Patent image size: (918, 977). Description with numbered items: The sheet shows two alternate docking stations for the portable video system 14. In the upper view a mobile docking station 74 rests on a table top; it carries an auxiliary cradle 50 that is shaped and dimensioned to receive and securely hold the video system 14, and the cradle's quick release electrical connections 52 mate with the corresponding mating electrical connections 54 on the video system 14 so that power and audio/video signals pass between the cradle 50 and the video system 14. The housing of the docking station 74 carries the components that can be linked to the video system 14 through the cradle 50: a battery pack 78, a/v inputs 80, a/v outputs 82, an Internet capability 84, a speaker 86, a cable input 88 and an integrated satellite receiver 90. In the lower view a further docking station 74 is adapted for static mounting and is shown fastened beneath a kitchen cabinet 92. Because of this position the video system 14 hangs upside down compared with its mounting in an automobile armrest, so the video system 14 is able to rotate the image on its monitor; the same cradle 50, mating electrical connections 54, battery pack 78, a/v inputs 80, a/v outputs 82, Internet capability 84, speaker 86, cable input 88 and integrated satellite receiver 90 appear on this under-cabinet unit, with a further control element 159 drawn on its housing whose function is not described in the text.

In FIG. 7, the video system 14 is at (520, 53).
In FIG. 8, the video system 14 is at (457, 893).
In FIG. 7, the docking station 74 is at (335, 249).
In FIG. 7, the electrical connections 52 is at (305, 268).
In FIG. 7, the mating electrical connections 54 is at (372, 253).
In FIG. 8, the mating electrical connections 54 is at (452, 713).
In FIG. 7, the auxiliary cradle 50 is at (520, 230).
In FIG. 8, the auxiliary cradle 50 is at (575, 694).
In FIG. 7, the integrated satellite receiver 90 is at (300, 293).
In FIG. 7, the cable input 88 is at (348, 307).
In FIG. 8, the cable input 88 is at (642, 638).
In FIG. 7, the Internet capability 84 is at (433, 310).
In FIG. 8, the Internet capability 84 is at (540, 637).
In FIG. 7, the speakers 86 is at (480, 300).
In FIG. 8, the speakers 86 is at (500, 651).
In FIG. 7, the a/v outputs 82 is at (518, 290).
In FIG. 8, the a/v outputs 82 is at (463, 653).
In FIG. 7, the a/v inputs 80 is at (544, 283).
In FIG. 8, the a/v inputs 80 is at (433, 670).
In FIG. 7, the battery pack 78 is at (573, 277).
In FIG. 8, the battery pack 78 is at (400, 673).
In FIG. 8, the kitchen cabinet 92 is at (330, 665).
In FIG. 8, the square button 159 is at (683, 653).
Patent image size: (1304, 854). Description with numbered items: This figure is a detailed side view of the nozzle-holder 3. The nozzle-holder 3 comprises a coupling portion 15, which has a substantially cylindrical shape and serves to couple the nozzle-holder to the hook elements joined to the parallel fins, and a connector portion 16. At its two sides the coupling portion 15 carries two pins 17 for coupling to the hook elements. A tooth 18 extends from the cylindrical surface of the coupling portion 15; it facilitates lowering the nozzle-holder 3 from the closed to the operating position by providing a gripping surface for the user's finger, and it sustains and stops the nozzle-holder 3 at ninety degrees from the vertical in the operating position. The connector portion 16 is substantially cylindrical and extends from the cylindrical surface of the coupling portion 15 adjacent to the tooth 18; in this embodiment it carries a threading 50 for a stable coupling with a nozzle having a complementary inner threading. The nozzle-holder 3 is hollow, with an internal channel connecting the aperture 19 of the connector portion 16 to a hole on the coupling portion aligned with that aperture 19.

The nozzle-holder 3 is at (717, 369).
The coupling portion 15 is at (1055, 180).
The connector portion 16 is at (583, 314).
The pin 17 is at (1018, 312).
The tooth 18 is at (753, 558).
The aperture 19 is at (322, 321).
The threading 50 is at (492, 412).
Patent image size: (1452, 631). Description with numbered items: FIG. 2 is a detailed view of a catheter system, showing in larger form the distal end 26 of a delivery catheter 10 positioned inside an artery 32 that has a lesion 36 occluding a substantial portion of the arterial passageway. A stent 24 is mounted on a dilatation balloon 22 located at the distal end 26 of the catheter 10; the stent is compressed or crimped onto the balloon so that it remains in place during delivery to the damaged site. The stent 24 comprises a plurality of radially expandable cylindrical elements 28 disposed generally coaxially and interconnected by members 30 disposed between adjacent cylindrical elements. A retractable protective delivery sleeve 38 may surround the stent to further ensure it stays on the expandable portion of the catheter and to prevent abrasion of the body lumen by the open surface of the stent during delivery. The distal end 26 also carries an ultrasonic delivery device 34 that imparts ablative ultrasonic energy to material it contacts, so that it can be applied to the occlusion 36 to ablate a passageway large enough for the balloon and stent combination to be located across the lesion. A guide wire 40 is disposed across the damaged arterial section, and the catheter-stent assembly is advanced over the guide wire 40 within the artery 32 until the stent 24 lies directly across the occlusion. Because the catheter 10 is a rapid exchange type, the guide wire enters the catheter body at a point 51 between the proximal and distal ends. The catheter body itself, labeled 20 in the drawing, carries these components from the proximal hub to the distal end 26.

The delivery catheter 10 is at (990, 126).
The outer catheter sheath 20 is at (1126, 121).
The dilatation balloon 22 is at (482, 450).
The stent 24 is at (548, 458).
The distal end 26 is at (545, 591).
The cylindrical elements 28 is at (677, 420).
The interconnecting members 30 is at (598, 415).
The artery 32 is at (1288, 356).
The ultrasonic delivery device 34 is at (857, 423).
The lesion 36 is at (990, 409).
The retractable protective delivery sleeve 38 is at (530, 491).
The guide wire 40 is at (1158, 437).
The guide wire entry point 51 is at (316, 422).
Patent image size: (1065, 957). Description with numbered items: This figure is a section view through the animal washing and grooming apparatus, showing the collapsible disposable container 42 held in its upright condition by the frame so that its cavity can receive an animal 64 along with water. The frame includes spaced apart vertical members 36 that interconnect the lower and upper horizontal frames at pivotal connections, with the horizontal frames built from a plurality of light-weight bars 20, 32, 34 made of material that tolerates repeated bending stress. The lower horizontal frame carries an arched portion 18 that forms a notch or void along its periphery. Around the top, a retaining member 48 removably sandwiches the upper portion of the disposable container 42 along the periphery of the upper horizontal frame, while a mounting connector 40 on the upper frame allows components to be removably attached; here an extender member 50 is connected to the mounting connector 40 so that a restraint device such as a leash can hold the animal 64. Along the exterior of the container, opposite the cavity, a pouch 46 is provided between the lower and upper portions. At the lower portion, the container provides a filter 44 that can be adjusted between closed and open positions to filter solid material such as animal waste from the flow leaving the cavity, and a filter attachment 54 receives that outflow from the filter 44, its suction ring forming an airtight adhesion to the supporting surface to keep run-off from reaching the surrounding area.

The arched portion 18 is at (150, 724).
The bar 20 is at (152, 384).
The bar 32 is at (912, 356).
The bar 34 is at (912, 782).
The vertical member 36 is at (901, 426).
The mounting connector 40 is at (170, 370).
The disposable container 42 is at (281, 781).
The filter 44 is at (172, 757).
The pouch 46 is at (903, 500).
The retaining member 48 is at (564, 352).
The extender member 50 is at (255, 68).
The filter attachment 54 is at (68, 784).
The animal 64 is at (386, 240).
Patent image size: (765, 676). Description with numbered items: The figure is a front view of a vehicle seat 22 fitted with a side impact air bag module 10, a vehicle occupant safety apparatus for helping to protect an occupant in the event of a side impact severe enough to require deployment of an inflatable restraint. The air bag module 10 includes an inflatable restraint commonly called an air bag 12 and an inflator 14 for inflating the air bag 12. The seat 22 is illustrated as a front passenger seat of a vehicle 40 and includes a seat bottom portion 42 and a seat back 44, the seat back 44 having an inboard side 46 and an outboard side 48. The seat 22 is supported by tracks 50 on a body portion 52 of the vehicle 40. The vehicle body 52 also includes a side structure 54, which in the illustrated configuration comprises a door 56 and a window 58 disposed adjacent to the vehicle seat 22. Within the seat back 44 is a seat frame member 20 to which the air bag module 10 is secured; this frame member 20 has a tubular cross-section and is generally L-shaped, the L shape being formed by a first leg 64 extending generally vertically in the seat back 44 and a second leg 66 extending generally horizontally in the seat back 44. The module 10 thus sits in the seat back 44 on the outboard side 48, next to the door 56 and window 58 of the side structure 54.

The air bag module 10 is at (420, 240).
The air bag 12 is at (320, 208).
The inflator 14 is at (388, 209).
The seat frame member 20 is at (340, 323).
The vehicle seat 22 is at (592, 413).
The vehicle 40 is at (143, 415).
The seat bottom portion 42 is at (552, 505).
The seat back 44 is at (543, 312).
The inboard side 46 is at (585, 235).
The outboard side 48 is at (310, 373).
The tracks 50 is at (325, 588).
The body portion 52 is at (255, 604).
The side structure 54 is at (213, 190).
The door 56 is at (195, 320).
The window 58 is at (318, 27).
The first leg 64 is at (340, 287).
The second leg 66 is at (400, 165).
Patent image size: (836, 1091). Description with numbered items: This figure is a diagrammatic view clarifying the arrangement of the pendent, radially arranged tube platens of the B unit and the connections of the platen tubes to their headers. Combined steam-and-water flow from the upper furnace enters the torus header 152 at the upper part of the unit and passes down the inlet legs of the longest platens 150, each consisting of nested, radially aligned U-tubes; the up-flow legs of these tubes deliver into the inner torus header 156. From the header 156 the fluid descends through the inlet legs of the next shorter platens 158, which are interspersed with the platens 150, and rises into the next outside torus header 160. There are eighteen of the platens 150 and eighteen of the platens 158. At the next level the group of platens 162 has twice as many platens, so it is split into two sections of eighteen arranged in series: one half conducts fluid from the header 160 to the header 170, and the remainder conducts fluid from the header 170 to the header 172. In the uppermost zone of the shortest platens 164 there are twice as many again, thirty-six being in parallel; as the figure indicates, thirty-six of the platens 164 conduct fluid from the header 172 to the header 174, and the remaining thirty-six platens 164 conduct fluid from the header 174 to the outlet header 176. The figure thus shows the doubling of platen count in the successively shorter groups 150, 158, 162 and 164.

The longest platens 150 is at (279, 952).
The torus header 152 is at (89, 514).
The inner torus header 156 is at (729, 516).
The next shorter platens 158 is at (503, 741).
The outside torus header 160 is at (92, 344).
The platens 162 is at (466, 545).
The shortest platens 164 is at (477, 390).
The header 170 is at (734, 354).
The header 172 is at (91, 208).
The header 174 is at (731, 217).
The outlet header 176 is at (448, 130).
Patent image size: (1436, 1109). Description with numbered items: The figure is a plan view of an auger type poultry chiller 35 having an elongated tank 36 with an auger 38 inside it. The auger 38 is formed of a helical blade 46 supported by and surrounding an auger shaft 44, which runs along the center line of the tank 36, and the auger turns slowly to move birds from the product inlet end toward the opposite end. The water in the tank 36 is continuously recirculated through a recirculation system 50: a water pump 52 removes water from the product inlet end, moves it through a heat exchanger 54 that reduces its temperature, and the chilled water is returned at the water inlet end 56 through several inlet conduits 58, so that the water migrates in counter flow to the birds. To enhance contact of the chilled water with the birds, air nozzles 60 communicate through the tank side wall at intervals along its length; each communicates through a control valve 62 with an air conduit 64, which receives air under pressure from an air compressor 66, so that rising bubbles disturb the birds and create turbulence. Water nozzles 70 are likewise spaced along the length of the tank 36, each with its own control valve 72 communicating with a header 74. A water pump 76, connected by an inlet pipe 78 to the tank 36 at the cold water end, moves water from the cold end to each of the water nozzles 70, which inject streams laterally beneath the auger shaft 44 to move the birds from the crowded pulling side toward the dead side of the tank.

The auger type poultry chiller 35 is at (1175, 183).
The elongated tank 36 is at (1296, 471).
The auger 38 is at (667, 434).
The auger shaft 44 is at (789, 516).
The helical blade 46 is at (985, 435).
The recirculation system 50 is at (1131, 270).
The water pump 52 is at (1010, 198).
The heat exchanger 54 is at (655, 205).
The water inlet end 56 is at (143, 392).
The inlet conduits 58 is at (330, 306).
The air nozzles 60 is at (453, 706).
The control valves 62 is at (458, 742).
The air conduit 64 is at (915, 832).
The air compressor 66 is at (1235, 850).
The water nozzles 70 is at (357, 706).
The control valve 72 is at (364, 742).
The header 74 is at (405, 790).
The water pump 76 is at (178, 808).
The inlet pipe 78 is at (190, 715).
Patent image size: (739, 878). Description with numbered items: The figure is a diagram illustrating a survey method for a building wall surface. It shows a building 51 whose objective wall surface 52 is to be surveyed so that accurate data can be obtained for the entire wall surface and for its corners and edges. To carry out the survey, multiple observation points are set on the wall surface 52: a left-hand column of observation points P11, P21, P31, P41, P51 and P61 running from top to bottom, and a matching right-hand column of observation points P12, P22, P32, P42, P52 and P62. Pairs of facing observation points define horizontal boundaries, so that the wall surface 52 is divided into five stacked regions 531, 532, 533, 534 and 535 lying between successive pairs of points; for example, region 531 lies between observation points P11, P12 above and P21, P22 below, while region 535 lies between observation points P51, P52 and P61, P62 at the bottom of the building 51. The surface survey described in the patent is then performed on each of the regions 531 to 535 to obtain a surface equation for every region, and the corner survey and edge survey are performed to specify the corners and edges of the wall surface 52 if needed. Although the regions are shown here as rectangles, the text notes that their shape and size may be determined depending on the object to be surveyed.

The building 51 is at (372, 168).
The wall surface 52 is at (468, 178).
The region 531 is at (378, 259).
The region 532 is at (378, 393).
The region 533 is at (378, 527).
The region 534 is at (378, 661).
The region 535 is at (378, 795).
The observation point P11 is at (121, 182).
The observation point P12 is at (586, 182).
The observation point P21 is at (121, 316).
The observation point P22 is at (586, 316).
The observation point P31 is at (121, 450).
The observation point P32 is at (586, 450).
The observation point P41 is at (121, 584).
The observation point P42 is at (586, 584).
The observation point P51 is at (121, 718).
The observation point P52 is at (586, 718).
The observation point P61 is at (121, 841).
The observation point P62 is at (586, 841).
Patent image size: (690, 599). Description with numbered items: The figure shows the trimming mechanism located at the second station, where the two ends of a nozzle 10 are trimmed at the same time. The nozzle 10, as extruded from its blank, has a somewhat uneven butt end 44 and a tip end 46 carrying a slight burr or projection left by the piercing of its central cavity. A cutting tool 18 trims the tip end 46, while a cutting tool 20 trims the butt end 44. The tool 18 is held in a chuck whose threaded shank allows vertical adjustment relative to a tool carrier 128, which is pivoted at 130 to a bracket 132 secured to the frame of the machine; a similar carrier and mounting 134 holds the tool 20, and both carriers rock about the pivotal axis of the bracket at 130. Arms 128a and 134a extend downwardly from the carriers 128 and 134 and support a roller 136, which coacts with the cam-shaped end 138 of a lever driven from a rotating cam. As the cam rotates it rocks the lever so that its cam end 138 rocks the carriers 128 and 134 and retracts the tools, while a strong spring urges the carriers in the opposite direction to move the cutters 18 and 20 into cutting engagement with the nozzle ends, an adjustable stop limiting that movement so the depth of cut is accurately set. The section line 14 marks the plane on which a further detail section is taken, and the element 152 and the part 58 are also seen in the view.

» Task details: Extract the portion of the listing above that opens with its very first line and closes with the line containing "In FIG. 7, the integrated", both ends included, and reproduce it word for word.

» Exercise output:
Patent image size: (918, 977). Description with numbered items: The sheet shows two alternate docking stations for the portable video system 14. In the upper view a mobile docking station 74 rests on a table top; it carries an auxiliary cradle 50 that is shaped and dimensioned to receive and securely hold the video system 14, and the cradle's quick release electrical connections 52 mate with the corresponding mating electrical connections 54 on the video system 14 so that power and audio/video signals pass between the cradle 50 and the video system 14. The housing of the docking station 74 carries the components that can be linked to the video system 14 through the cradle 50: a battery pack 78, a/v inputs 80, a/v outputs 82, an Internet capability 84, a speaker 86, a cable input 88 and an integrated satellite receiver 90. In the lower view a further docking station 74 is adapted for static mounting and is shown fastened beneath a kitchen cabinet 92. Because of this position the video system 14 hangs upside down compared with its mounting in an automobile armrest, so the video system 14 is able to rotate the image on its monitor; the same cradle 50, mating electrical connections 54, battery pack 78, a/v inputs 80, a/v outputs 82, Internet capability 84, speaker 86, cable input 88 and integrated satellite receiver 90 appear on this under-cabinet unit, with a further control element 159 drawn on its housing whose function is not described in the text.

In FIG. 7, the video system 14 is at (520, 53).
In FIG. 8, the video system 14 is at (457, 893).
In FIG. 7, the docking station 74 is at (335, 249).
In FIG. 7, the electrical connections 52 is at (305, 268).
In FIG. 7, the mating electrical connections 54 is at (372, 253).
In FIG. 8, the mating electrical connections 54 is at (452, 713).
In FIG. 7, the auxiliary cradle 50 is at (520, 230).
In FIG. 8, the auxiliary cradle 50 is at (575, 694).
In FIG. 7, the integrated satellite receiver 90 is at (300, 293).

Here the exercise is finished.